Data for this task:

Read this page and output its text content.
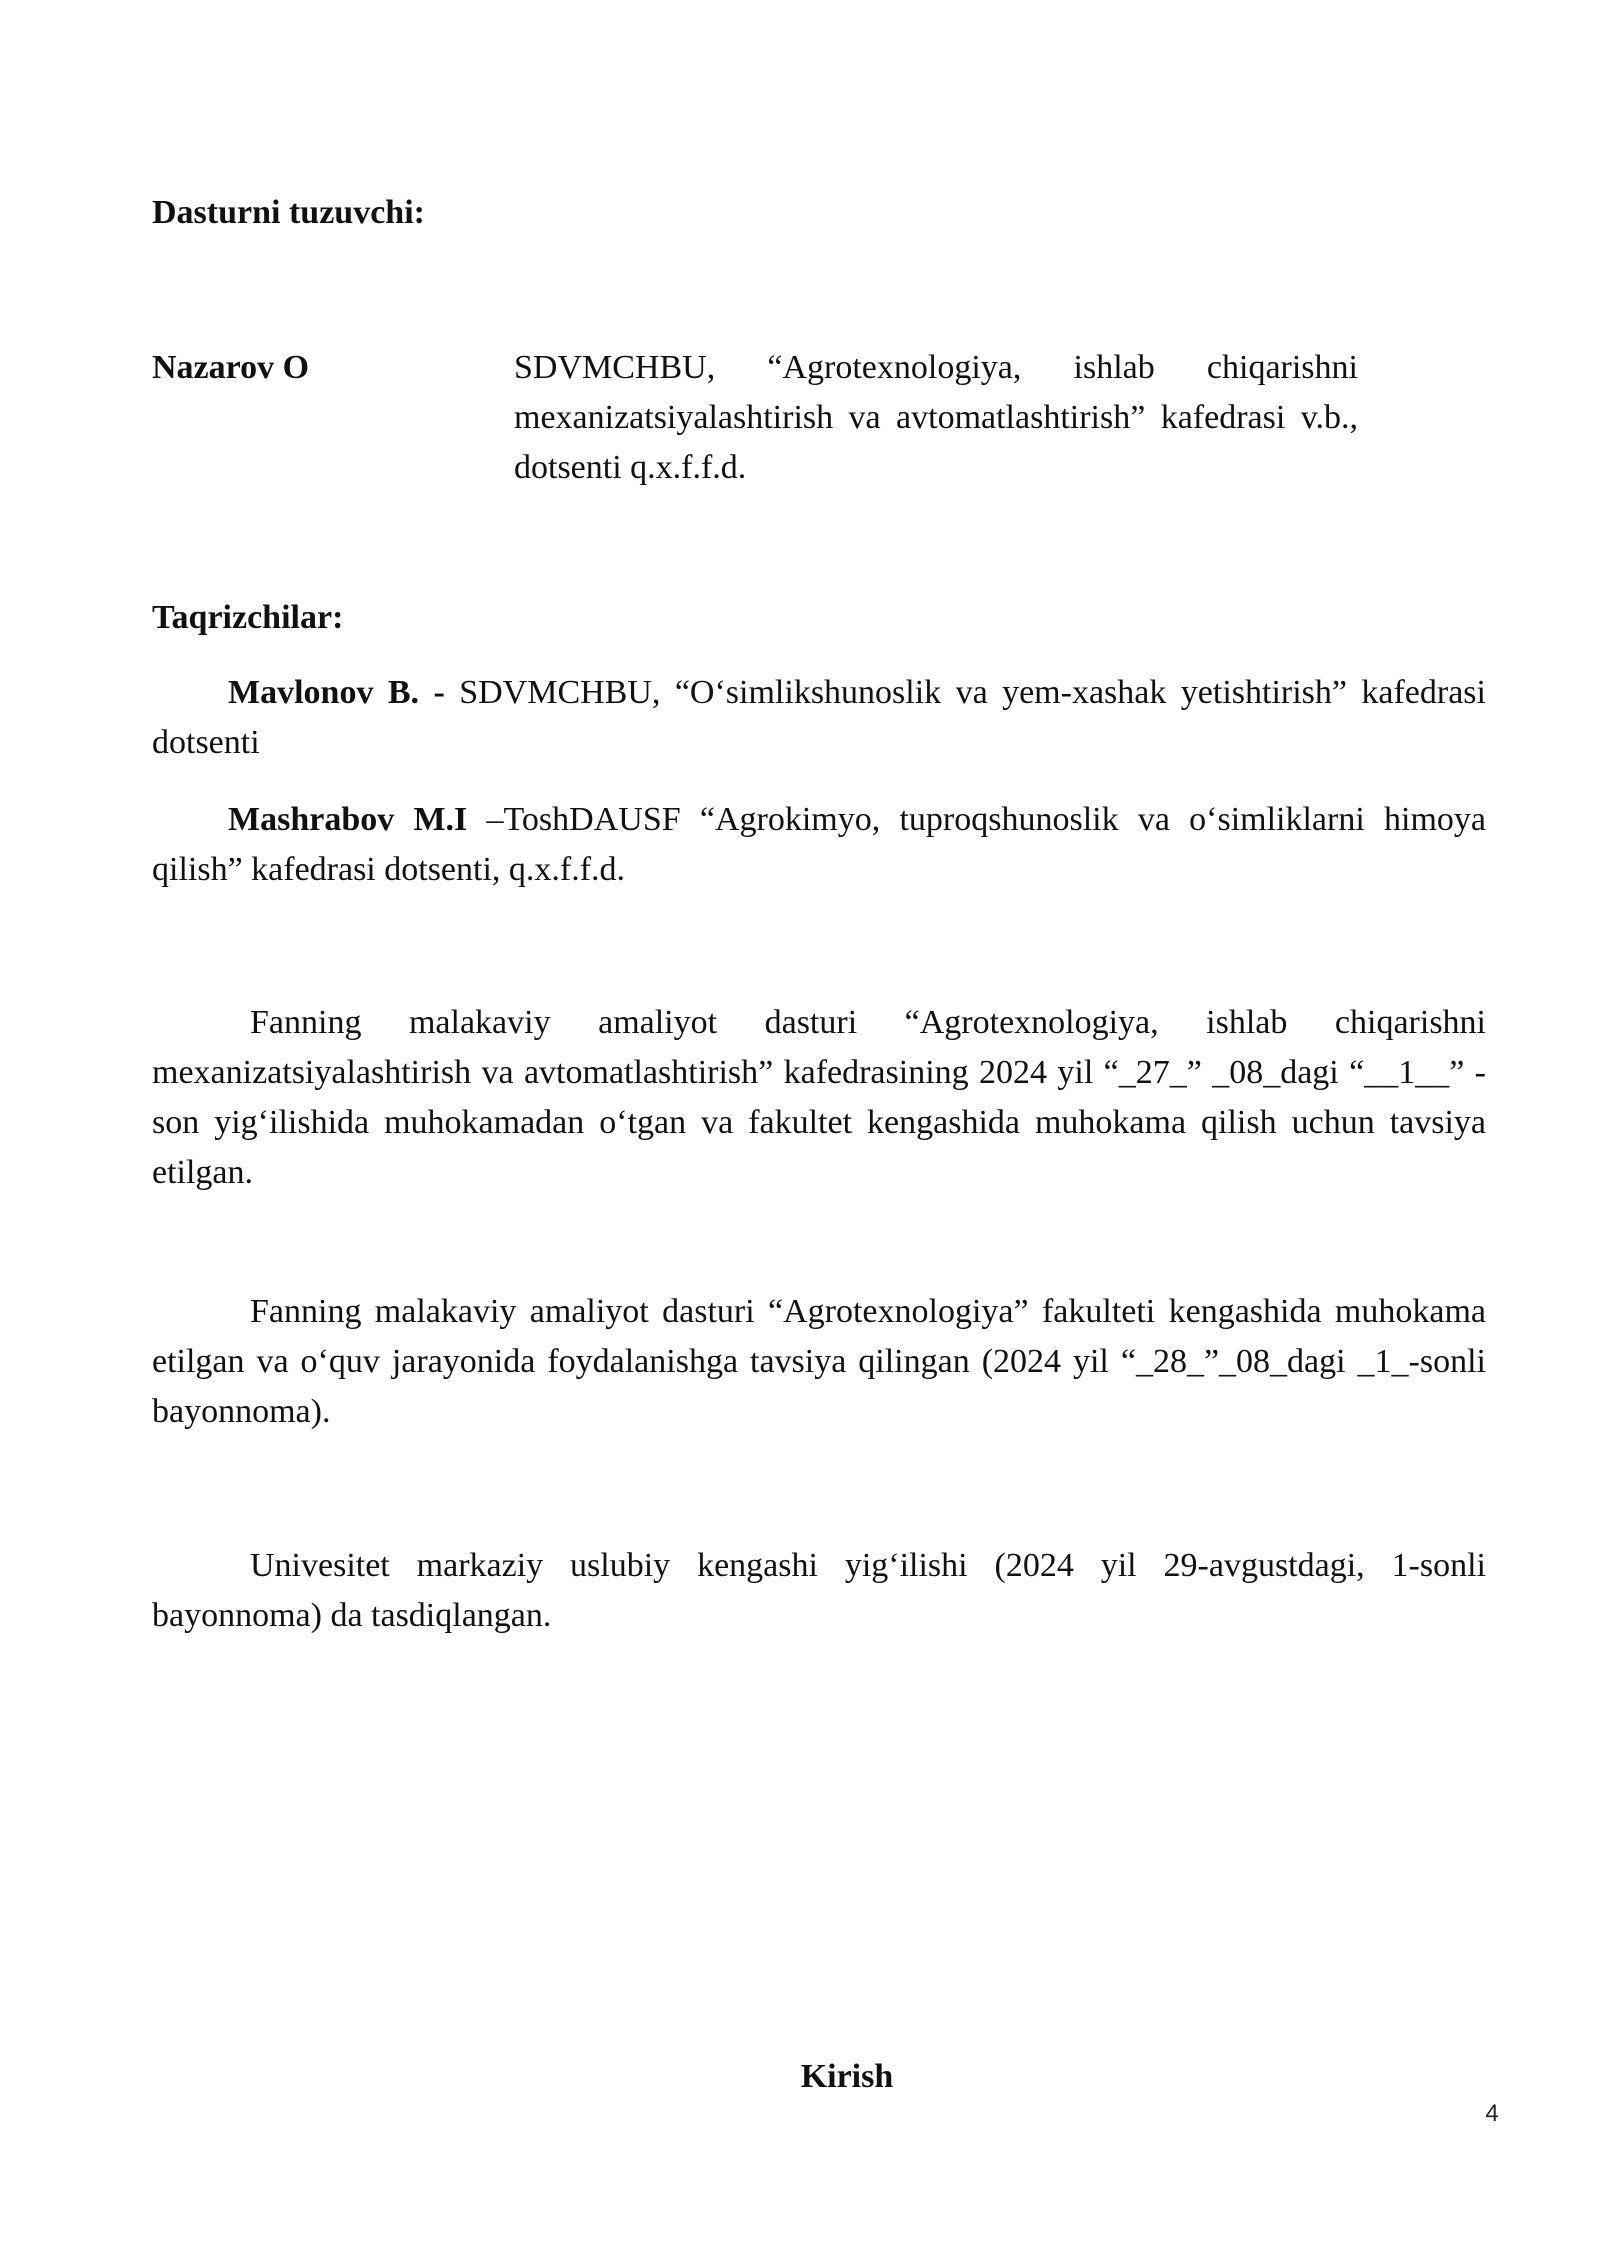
Dasturni tuzuvchi:
Nazarov O	SDVMCHBU, “Agrotexnologiya, ishlab chiqarishni mexanizatsiyalashtirish va avtomatlashtirish” kafedrasi v.b., dotsenti q.x.f.f.d.
Taqrizchilar:
Mavlonov B. - SDVMCHBU, “O‘simlikshunoslik va yem-xashak yetishtirish” kafedrasi dotsenti
Mashrabov M.I –ToshDAUSF “Agrokimyo, tuproqshunoslik va o‘simliklarni himoya qilish” kafedrasi dotsenti, q.x.f.f.d.
Fanning malakaviy amaliyot dasturi “Agrotexnologiya, ishlab chiqarishni mexanizatsiyalashtirish va avtomatlashtirish” kafedrasining 2024 yil “_27_” _08_dagi “__1__” - son yig‘ilishida muhokamadan o‘tgan va fakultet kengashida muhokama qilish uchun tavsiya etilgan.
Fanning malakaviy amaliyot dasturi “Agrotexnologiya” fakulteti kengashida muhokama etilgan va o‘quv jarayonida foydalanishga tavsiya qilingan (2024 yil “_28_”_08_dagi _1_-sonli bayonnoma).
Univesitet markaziy uslubiy kengashi yig‘ilishi (2024 yil 29-avgustdagi, 1-sonli bayonnoma) da tasdiqlangan.
Kirish
4
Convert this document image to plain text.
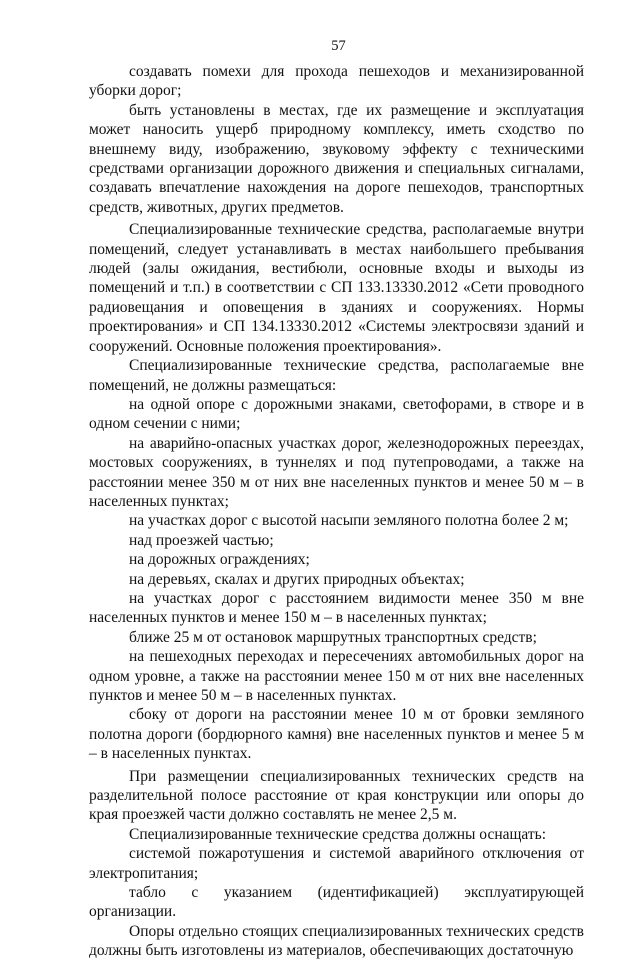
57

создавать помехи для прохода пешеходов и механизированной уборки дорог;

быть установлены в местах, где их размещение и эксплуатация может наносить ущерб природному комплексу, иметь сходство по внешнему виду, изображению, звуковому эффекту с техническими средствами организации дорожного движения и специальных сигналами, создавать впечатление нахождения на дороге пешеходов, транспортных средств, животных, других предметов.

Специализированные технические средства, располагаемые внутри помещений, следует устанавливать в местах наибольшего пребывания людей (залы ожидания, вестибюли, основные входы и выходы из помещений и т.п.) в соответствии с СП 133.13330.2012 «Сети проводного радиовещания и оповещения в зданиях и сооружениях. Нормы проектирования» и СП 134.13330.2012 «Системы электросвязи зданий и сооружений. Основные положения проектирования».

Специализированные технические средства, располагаемые вне помещений, не должны размещаться:

на одной опоре с дорожными знаками, светофорами, в створе и в одном сечении с ними;

на аварийно-опасных участках дорог, железнодорожных переездах, мостовых сооружениях, в туннелях и под путепроводами, а также на расстоянии менее 350 м от них вне населенных пунктов и менее 50 м – в населенных пунктах;

на участках дорог с высотой насыпи земляного полотна более 2 м;

над проезжей частью;

на дорожных ограждениях;

на деревьях, скалах и других природных объектах;

на участках дорог с расстоянием видимости менее 350 м вне населенных пунктов и менее 150 м – в населенных пунктах;

ближе 25 м от остановок маршрутных транспортных средств;

на пешеходных переходах и пересечениях автомобильных дорог на одном уровне, а также на расстоянии менее 150 м от них вне населенных пунктов и менее 50 м – в населенных пунктах.

сбоку от дороги на расстоянии менее 10 м от бровки земляного полотна дороги (бордюрного камня) вне населенных пунктов и менее 5 м – в населенных пунктах.

При размещении специализированных технических средств на разделительной полосе расстояние от края конструкции или опоры до края проезжей части должно составлять не менее 2,5 м.

Специализированные технические средства должны оснащать:

системой пожаротушения и системой аварийного отключения от электропитания;

табло с указанием (идентификацией) эксплуатирующей организации.

Опоры отдельно стоящих специализированных технических средств должны быть изготовлены из материалов, обеспечивающих достаточную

Set exercise:
Return, from the data, each line that has the word "полотна" in it.

Answer to this task:
на участках дорог с высотой насыпи земляного полотна более 2 м;
сбоку от дороги на расстоянии менее 10 м от бровки земляного полотна дороги (бордюрного камня) вне населенных пунктов и менее 5 м – в населенных пунктах.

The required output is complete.